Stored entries
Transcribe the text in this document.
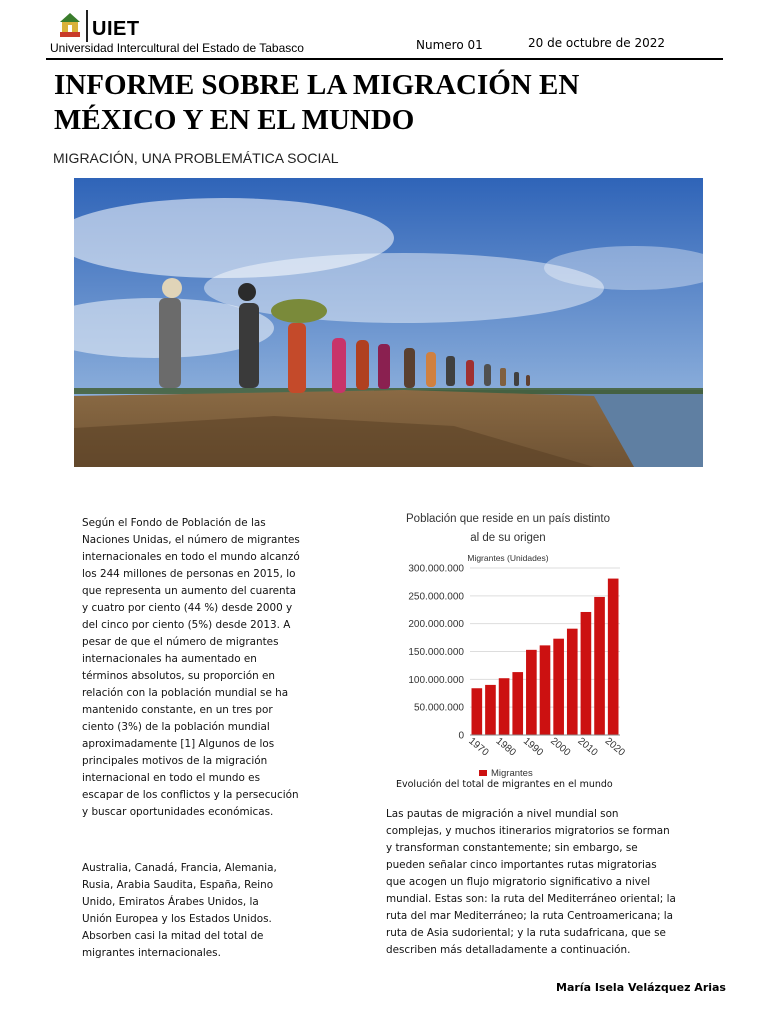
UIET
Universidad Intercultural del Estado de Tabasco	Numero 01	20 de octubre de 2022
INFORME SOBRE LA MIGRACIÓN EN
MÉXICO Y EN EL MUNDO
MIGRACIÓN, UNA PROBLEMÁTICA SOCIAL
Según el Fondo de Población de las Naciones Unidas, el número de migrantes internacionales en todo el mundo alcanzó los 244 millones de personas en 2015, lo que representa un aumento del cuarenta y cuatro por ciento (44 %) desde 2000 y del cinco por ciento (5%) desde 2013. A pesar de que el número de migrantes internacionales ha aumentado en términos absolutos, su proporción en relación con la población mundial se ha mantenido constante, en un tres por ciento (3%) de la población mundial aproximadamente [1] Algunos de los principales motivos de la migración internacional en todo el mundo es escapar de los conflictos y la persecución y buscar oportunidades económicas.
Australia, Canadá, Francia, Alemania, Rusia, Arabia Saudita, España, Reino Unido, Emiratos Árabes Unidos, la Unión Europea y los Estados Unidos. Absorben casi la mitad del total de migrantes internacionales.
Las pautas de migración a nivel mundial son complejas, y muchos itinerarios migratorios se forman y transforman constantemente; sin embargo, se pueden señalar cinco importantes rutas migratorias que acogen un flujo migratorio significativo a nivel mundial. Estas son: la ruta del Mediterráneo oriental; la ruta del mar Mediterráneo; la ruta Centroamericana; la ruta de Asia sudoriental; y la ruta sudafricana, que se describen más detalladamente a continuación.
María Isela Velázquez Arias
Población que reside en un país distinto
al de su origen
Migrantes (Unidades)
0
50.000.000
100.000.000
150.000.000
200.000.000
250.000.000
300.000.000
1970 1980 1990 2000 2010 2020
Migrantes
Evolución del total de migrantes en el mundo
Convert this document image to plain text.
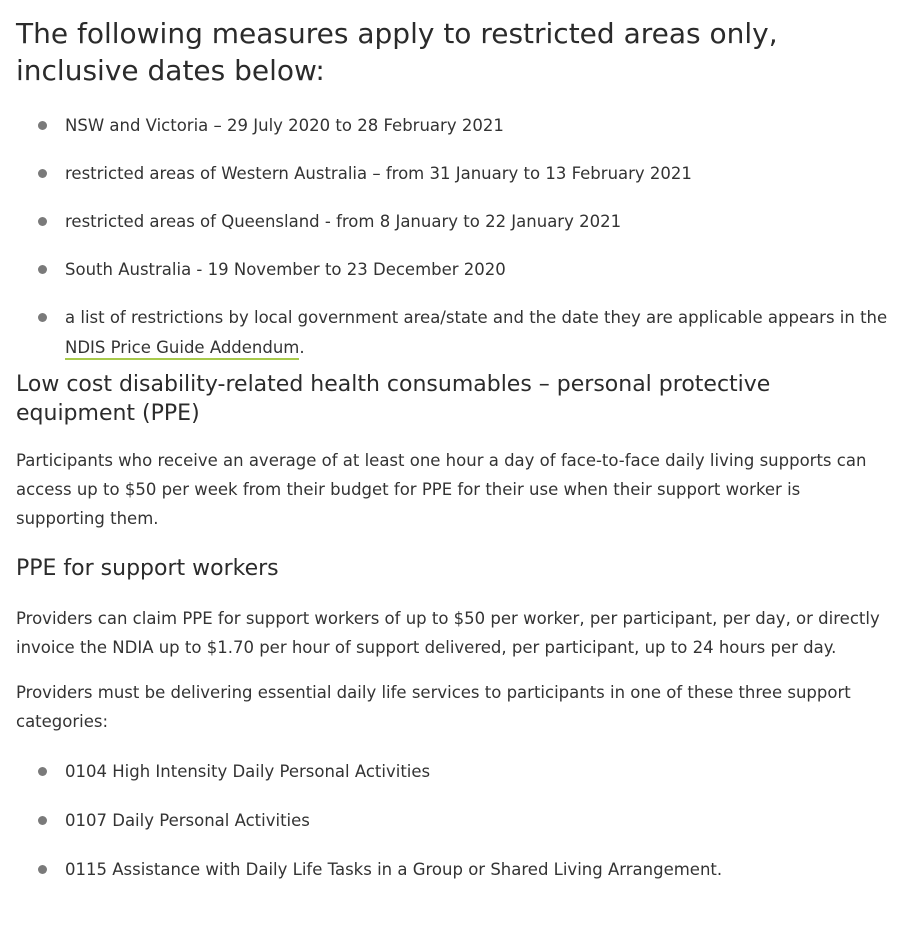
The following measures apply to restricted areas only, inclusive dates below:
NSW and Victoria – 29 July 2020 to 28 February 2021
restricted areas of Western Australia – from 31 January to 13 February 2021
restricted areas of Queensland - from 8 January to 22 January 2021
South Australia - 19 November to 23 December 2020
a list of restrictions by local government area/state and the date they are applicable appears in the NDIS Price Guide Addendum.
Low cost disability-related health consumables – personal protective equipment (PPE)

Participants who receive an average of at least one hour a day of face-to-face daily living supports can access up to $50 per week from their budget for PPE for their use when their support worker is supporting them.

PPE for support workers

Providers can claim PPE for support workers of up to $50 per worker, per participant, per day, or directly invoice the NDIA up to $1.70 per hour of support delivered, per participant, up to 24 hours per day.

Providers must be delivering essential daily life services to participants in one of these three support categories:

0104 High Intensity Daily Personal Activities
0107 Daily Personal Activities
0115 Assistance with Daily Life Tasks in a Group or Shared Living Arrangement.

- What the task asks
In the entries above, count every line containing the word "Activities". Write only the total.

- Finished exercise
2